## [Exercise details]
Pictures in the data below are not part of the copy; transcribe everything else exactly.

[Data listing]
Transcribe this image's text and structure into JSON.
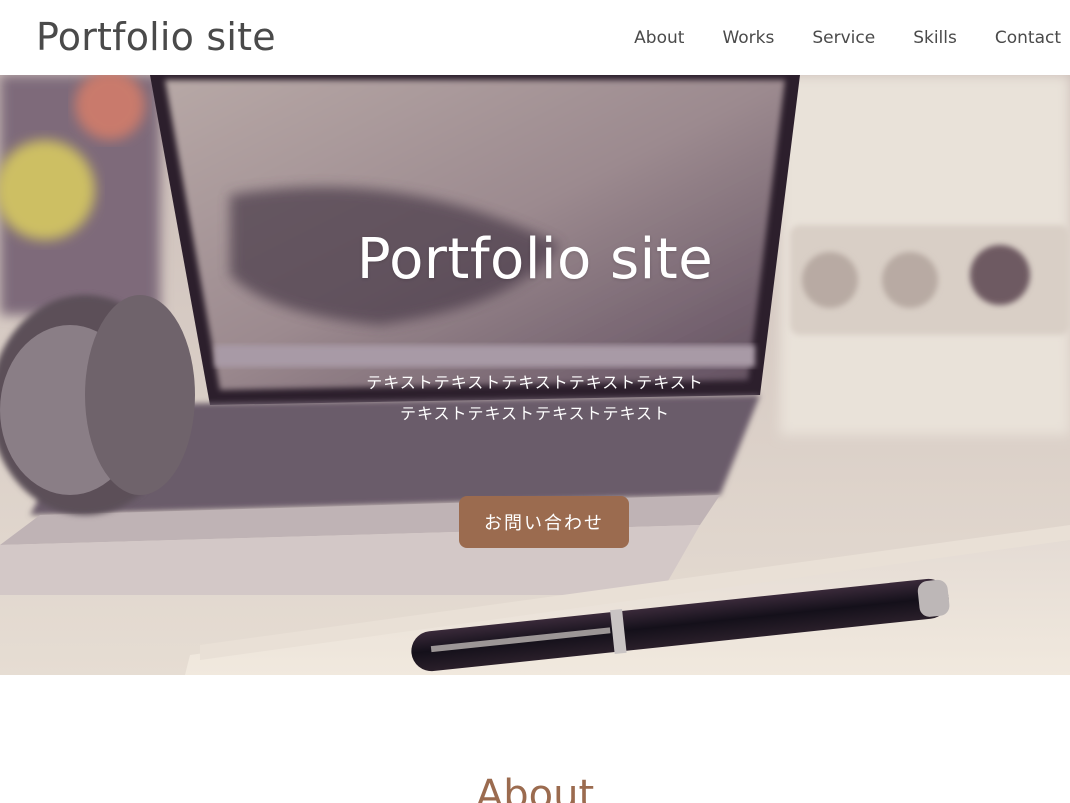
{
  "header": {
    "site_title": "Portfolio site",
    "nav": [
      {
        "label": "About"
      },
      {
        "label": "Works"
      },
      {
        "label": "Service"
      },
      {
        "label": "Skills"
      },
      {
        "label": "Contact"
      }
    ]
  },
  "hero": {
    "title": "Portfolio site",
    "text": "テキストテキストテキストテキストテキストテキストテキストテキストテキスト",
    "button_label": "お問い合わせ"
  },
  "about": {
    "heading": "About"
  },
  "colors": {
    "accent": "#9b6b4f",
    "header_text": "#4a4a4a",
    "hero_text": "#ffffff"
  }
}
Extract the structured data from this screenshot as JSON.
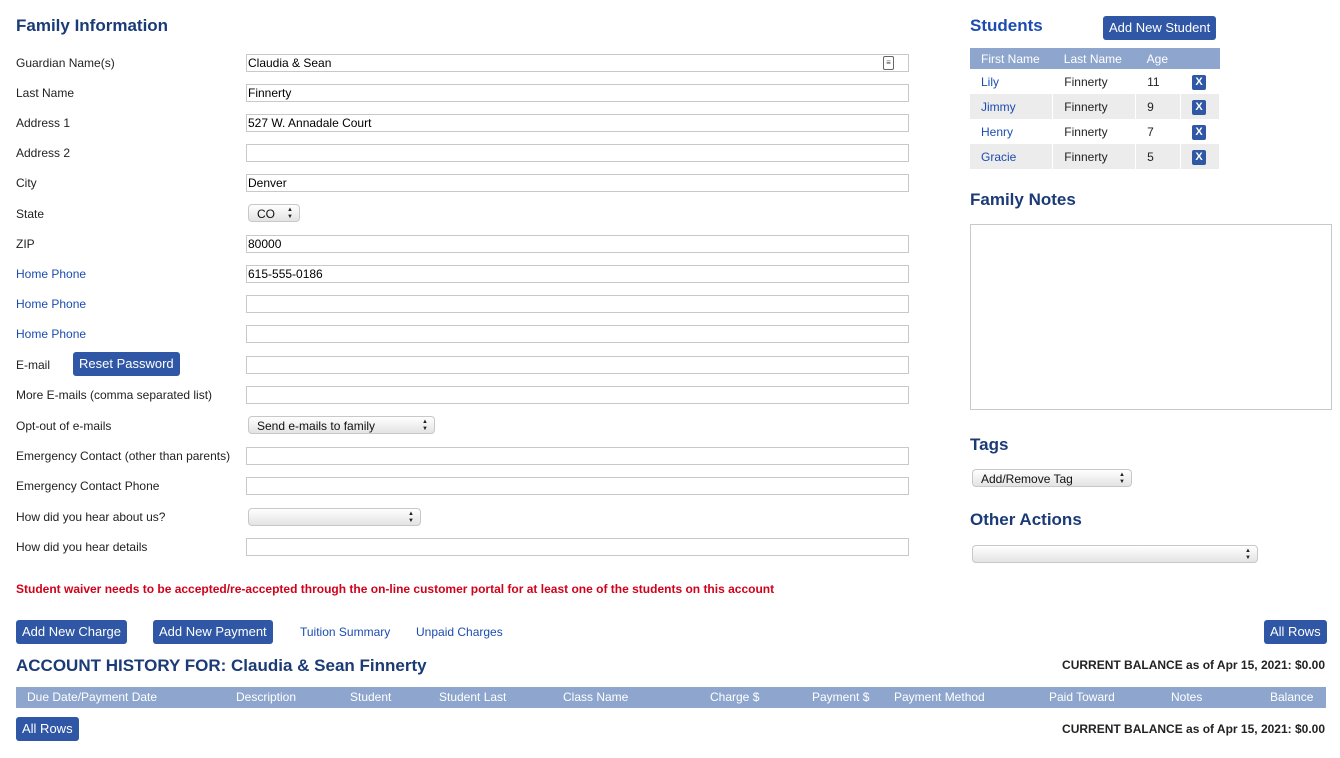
{
  "family": {
    "title": "Family Information",
    "fields": [
      {
        "label": "Guardian Name(s)",
        "value": "Claudia & Sean",
        "link": false
      },
      {
        "label": "Last Name",
        "value": "Finnerty",
        "link": false
      },
      {
        "label": "Address 1",
        "value": "527 W. Annadale Court",
        "link": false
      },
      {
        "label": "Address 2",
        "value": "",
        "link": false
      },
      {
        "label": "City",
        "value": "Denver",
        "link": false
      },
      {
        "label": "State",
        "value": "CO",
        "link": false
      },
      {
        "label": "ZIP",
        "value": "80000",
        "link": false
      },
      {
        "label": "Home Phone",
        "value": "615-555-0186",
        "link": true
      },
      {
        "label": "Home Phone",
        "value": "",
        "link": true
      },
      {
        "label": "Home Phone",
        "value": "",
        "link": true
      },
      {
        "label": "E-mail",
        "value": "",
        "link": false
      },
      {
        "label": "More E-mails (comma separated list)",
        "value": "",
        "link": false
      },
      {
        "label": "Opt-out of e-mails",
        "value": "Send e-mails to family",
        "link": false
      },
      {
        "label": "Emergency Contact (other than parents)",
        "value": "",
        "link": false
      },
      {
        "label": "Emergency Contact Phone",
        "value": "",
        "link": false
      },
      {
        "label": "How did you hear about us?",
        "value": "",
        "link": false
      },
      {
        "label": "How did you hear details",
        "value": "",
        "link": false
      }
    ],
    "reset_password": "Reset Password"
  },
  "waiver_warning": "Student waiver needs to be accepted/re-accepted through the on-line customer portal for at least one of the students on this account",
  "students": {
    "title": "Students",
    "add_button": "Add New Student",
    "headers": [
      "First Name",
      "Last Name",
      "Age"
    ],
    "rows": [
      {
        "first": "Lily",
        "last": "Finnerty",
        "age": "11"
      },
      {
        "first": "Jimmy",
        "last": "Finnerty",
        "age": "9"
      },
      {
        "first": "Henry",
        "last": "Finnerty",
        "age": "7"
      },
      {
        "first": "Gracie",
        "last": "Finnerty",
        "age": "5"
      }
    ],
    "remove_label": "X"
  },
  "notes": {
    "title": "Family Notes",
    "value": ""
  },
  "tags": {
    "title": "Tags",
    "select": "Add/Remove Tag"
  },
  "other_actions": {
    "title": "Other Actions",
    "select": ""
  },
  "actions": {
    "add_charge": "Add New Charge",
    "add_payment": "Add New Payment",
    "tuition_summary": "Tuition Summary",
    "unpaid_charges": "Unpaid Charges",
    "all_rows": "All Rows"
  },
  "history": {
    "title": "ACCOUNT HISTORY FOR: Claudia & Sean Finnerty",
    "balance": "CURRENT BALANCE as of Apr 15, 2021: $0.00",
    "columns": [
      "Due Date/Payment Date",
      "Description",
      "Student",
      "Student Last",
      "Class Name",
      "Charge $",
      "Payment $",
      "Payment Method",
      "Paid Toward",
      "Notes",
      "Balance"
    ],
    "header_color": "#8ea6cd"
  },
  "colors": {
    "accent": "#2f57a5",
    "heading": "#1b3b77",
    "link": "#1c4cb0",
    "warning": "#d0021b"
  }
}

## [Exercise solution]
Transcribe this image's text and structure into JSON.
{
  "header": {
    "site_title": "Portfolio site",
    "nav": [
      {
        "label": "About"
      },
      {
        "label": "Works"
      },
      {
        "label": "Service"
      },
      {
        "label": "Skills"
      },
      {
        "label": "Contact"
      }
    ]
  },
  "hero": {
    "title": "Portfolio site",
    "text": "テキストテキストテキストテキストテキストテキストテキストテキストテキスト",
    "button_label": "お問い合わせ"
  },
  "about": {
    "heading": "About"
  },
  "colors": {
    "accent": "#9b6b4f",
    "header_text": "#4a4a4a",
    "hero_text": "#ffffff"
  }
}
Extract the structured data from this screenshot as JSON.
{
  "family": {
    "title": "Family Information",
    "fields": [
      {
        "label": "Guardian Name(s)",
        "value": "Claudia & Sean",
        "link": false
      },
      {
        "label": "Last Name",
        "value": "Finnerty",
        "link": false
      },
      {
        "label": "Address 1",
        "value": "527 W. Annadale Court",
        "link": false
      },
      {
        "label": "Address 2",
        "value": "",
        "link": false
      },
      {
        "label": "City",
        "value": "Denver",
        "link": false
      },
      {
        "label": "State",
        "value": "CO",
        "link": false
      },
      {
        "label": "ZIP",
        "value": "80000",
        "link": false
      },
      {
        "label": "Home Phone",
        "value": "615-555-0186",
        "link": true
      },
      {
        "label": "Home Phone",
        "value": "",
        "link": true
      },
      {
        "label": "Home Phone",
        "value": "",
        "link": true
      },
      {
        "label": "E-mail",
        "value": "",
        "link": false
      },
      {
        "label": "More E-mails (comma separated list)",
        "value": "",
        "link": false
      },
      {
        "label": "Opt-out of e-mails",
        "value": "Send e-mails to family",
        "link": false
      },
      {
        "label": "Emergency Contact (other than parents)",
        "value": "",
        "link": false
      },
      {
        "label": "Emergency Contact Phone",
        "value": "",
        "link": false
      },
      {
        "label": "How did you hear about us?",
        "value": "",
        "link": false
      },
      {
        "label": "How did you hear details",
        "value": "",
        "link": false
      }
    ],
    "reset_password": "Reset Password"
  },
  "waiver_warning": "Student waiver needs to be accepted/re-accepted through the on-line customer portal for at least one of the students on this account",
  "students": {
    "title": "Students",
    "add_button": "Add New Student",
    "headers": [
      "First Name",
      "Last Name",
      "Age"
    ],
    "rows": [
      {
        "first": "Lily",
        "last": "Finnerty",
        "age": "11"
      },
      {
        "first": "Jimmy",
        "last": "Finnerty",
        "age": "9"
      },
      {
        "first": "Henry",
        "last": "Finnerty",
        "age": "7"
      },
      {
        "first": "Gracie",
        "last": "Finnerty",
        "age": "5"
      }
    ],
    "remove_label": "X"
  },
  "notes": {
    "title": "Family Notes",
    "value": ""
  },
  "tags": {
    "title": "Tags",
    "select": "Add/Remove Tag"
  },
  "other_actions": {
    "title": "Other Actions",
    "select": ""
  },
  "actions": {
    "add_charge": "Add New Charge",
    "add_payment": "Add New Payment",
    "tuition_summary": "Tuition Summary",
    "unpaid_charges": "Unpaid Charges",
    "all_rows": "All Rows"
  },
  "history": {
    "title": "ACCOUNT HISTORY FOR: Claudia & Sean Finnerty",
    "balance": "CURRENT BALANCE as of Apr 15, 2021: $0.00",
    "columns": [
      "Due Date/Payment Date",
      "Description",
      "Student",
      "Student Last",
      "Class Name",
      "Charge $",
      "Payment $",
      "Payment Method",
      "Paid Toward",
      "Notes",
      "Balance"
    ],
    "header_color": "#8ea6cd"
  },
  "colors": {
    "accent": "#2f57a5",
    "heading": "#1b3b77",
    "link": "#1c4cb0",
    "warning": "#d0021b"
  }
}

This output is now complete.